WHAT IS BEING ASKED. Return the entries verbatim and drop every picture.

STORED ROWS.
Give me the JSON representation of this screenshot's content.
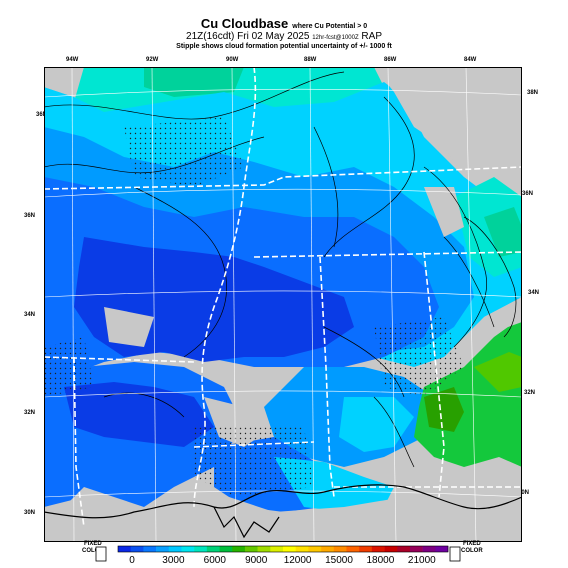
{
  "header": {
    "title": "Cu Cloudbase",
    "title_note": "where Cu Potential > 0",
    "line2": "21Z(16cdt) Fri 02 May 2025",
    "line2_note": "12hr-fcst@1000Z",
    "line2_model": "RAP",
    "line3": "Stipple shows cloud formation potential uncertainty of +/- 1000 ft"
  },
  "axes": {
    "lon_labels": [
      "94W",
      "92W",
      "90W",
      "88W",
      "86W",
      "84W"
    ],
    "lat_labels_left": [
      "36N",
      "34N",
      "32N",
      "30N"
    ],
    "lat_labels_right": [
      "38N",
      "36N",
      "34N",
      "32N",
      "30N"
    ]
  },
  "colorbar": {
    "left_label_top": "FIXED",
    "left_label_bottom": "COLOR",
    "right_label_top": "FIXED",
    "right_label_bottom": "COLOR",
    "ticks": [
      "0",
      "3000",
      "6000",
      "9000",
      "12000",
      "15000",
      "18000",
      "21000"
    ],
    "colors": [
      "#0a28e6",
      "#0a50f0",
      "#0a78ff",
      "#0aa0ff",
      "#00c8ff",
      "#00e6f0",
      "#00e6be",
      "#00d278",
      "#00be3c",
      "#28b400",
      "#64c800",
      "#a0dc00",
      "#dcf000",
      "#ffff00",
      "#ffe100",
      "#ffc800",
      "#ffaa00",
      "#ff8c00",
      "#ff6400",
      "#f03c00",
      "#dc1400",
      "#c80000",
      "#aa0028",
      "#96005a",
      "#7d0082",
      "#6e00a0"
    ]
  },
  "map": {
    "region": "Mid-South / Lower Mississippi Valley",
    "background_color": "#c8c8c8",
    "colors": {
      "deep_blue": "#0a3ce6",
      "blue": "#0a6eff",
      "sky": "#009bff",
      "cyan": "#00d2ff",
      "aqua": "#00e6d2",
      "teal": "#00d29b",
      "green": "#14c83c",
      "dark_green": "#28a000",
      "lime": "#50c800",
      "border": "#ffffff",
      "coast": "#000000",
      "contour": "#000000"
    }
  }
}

THE RESPONSE.
Give me the JSON representation of this screenshot's content.
{
  "header": {
    "title": "Cu Cloudbase",
    "title_note": "where Cu Potential > 0",
    "line2": "21Z(16cdt) Fri 02 May 2025",
    "line2_note": "12hr-fcst@1000Z",
    "line2_model": "RAP",
    "line3": "Stipple shows cloud formation potential uncertainty of +/- 1000 ft"
  },
  "axes": {
    "lon_labels": [
      "94W",
      "92W",
      "90W",
      "88W",
      "86W",
      "84W"
    ],
    "lat_labels_left": [
      "36N",
      "34N",
      "32N",
      "30N"
    ],
    "lat_labels_right": [
      "38N",
      "36N",
      "34N",
      "32N",
      "30N"
    ]
  },
  "colorbar": {
    "left_label_top": "FIXED",
    "left_label_bottom": "COLOR",
    "right_label_top": "FIXED",
    "right_label_bottom": "COLOR",
    "ticks": [
      "0",
      "3000",
      "6000",
      "9000",
      "12000",
      "15000",
      "18000",
      "21000"
    ],
    "colors": [
      "#0a28e6",
      "#0a50f0",
      "#0a78ff",
      "#0aa0ff",
      "#00c8ff",
      "#00e6f0",
      "#00e6be",
      "#00d278",
      "#00be3c",
      "#28b400",
      "#64c800",
      "#a0dc00",
      "#dcf000",
      "#ffff00",
      "#ffe100",
      "#ffc800",
      "#ffaa00",
      "#ff8c00",
      "#ff6400",
      "#f03c00",
      "#dc1400",
      "#c80000",
      "#aa0028",
      "#96005a",
      "#7d0082",
      "#6e00a0"
    ]
  },
  "map": {
    "region": "Mid-South / Lower Mississippi Valley",
    "background_color": "#c8c8c8",
    "colors": {
      "deep_blue": "#0a3ce6",
      "blue": "#0a6eff",
      "sky": "#009bff",
      "cyan": "#00d2ff",
      "aqua": "#00e6d2",
      "teal": "#00d29b",
      "green": "#14c83c",
      "dark_green": "#28a000",
      "lime": "#50c800",
      "border": "#ffffff",
      "coast": "#000000",
      "contour": "#000000"
    }
  }
}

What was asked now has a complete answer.